'''

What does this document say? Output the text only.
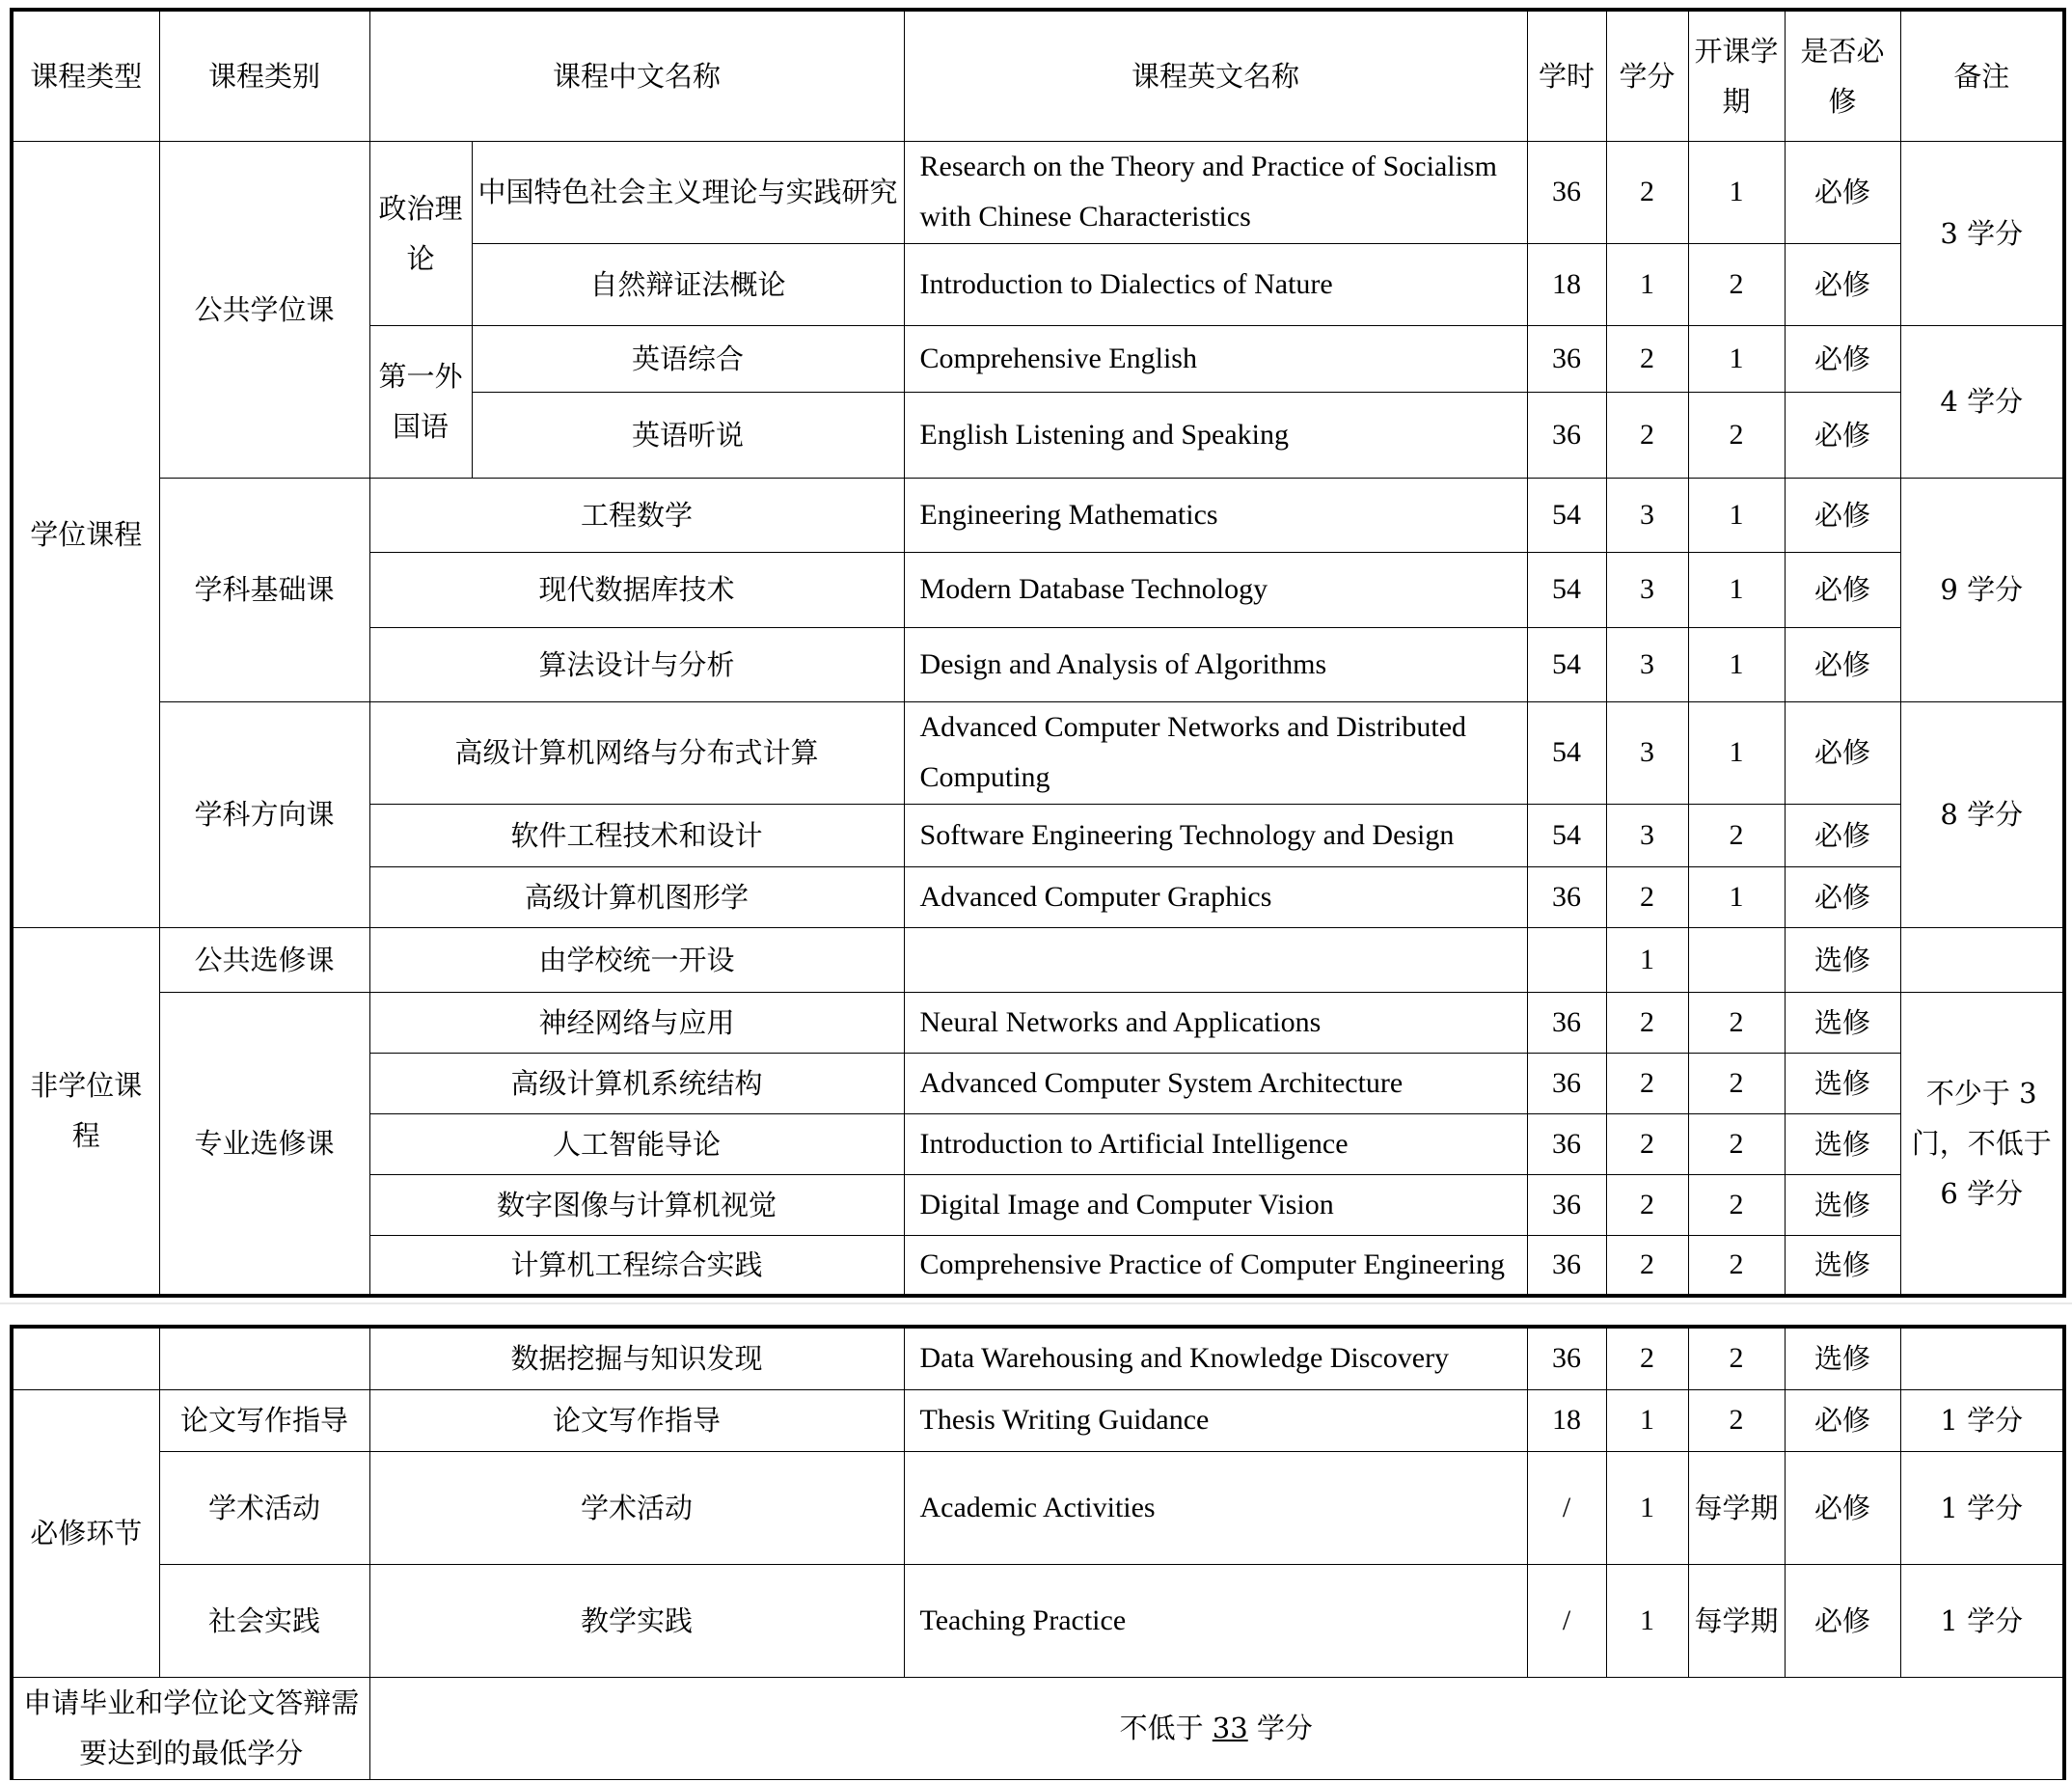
课程类型	课程类别	课程中文名称		课程英文名称	学时	学分	开课学期	是否必修	备注
学位课程	公共学位课	政治理论	中国特色社会主义理论与实践研究	Research on the Theory and Practice of Socialism with Chinese Characteristics	36	2	1	必修	3 学分
			自然辩证法概论	Introduction to Dialectics of Nature	18	1	2	必修	
		第一外国语	英语综合	Comprehensive English	36	2	1	必修	4 学分
			英语听说	English Listening and Speaking	36	2	2	必修	
	学科基础课	工程数学		Engineering Mathematics	54	3	1	必修	9 学分
		现代数据库技术		Modern Database Technology	54	3	1	必修	
		算法设计与分析		Design and Analysis of Algorithms	54	3	1	必修	
	学科方向课	高级计算机网络与分布式计算		Advanced Computer Networks and Distributed Computing	54	3	1	必修	8 学分
		软件工程技术和设计		Software Engineering Technology and Design	54	3	2	必修	
		高级计算机图形学		Advanced Computer Graphics	36	2	1	必修	
非学位课程	公共选修课	由学校统一开设				1		选修	
	专业选修课	神经网络与应用		Neural Networks and Applications	36	2	2	选修	不少于 3 门，不低于 6 学分
		高级计算机系统结构		Advanced Computer System Architecture	36	2	2	选修	
		人工智能导论		Introduction to Artificial Intelligence	36	2	2	选修	
		数字图像与计算机视觉		Digital Image and Computer Vision	36	2	2	选修	
		计算机工程综合实践		Comprehensive Practice of Computer Engineering	36	2	2	选修	
		数据挖掘与知识发现	Data Warehousing and Knowledge Discovery	36	2	2	选修	
必修环节	论文写作指导	论文写作指导	Thesis Writing Guidance	18	1	2	必修	1 学分
	学术活动	学术活动	Academic Activities	/	1	每学期	必修	1 学分
	社会实践	教学实践	Teaching Practice	/	1	每学期	必修	1 学分
申请毕业和学位论文答辩需要达到的最低学分		不低于 33 学分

'''

--- PROMPT ---
Copy all lines from the listing that contain "Computer".

--- THE OUTPUT ---
	学科方向课	高级计算机网络与分布式计算		Advanced Computer Networks and Distributed Computing	54	3	1	必修	8 学分
		高级计算机图形学		Advanced Computer Graphics	36	2	1	必修	
		高级计算机系统结构		Advanced Computer System Architecture	36	2	2	选修	
		数字图像与计算机视觉		Digital Image and Computer Vision	36	2	2	选修	
		计算机工程综合实践		Comprehensive Practice of Computer Engineering	36	2	2	选修	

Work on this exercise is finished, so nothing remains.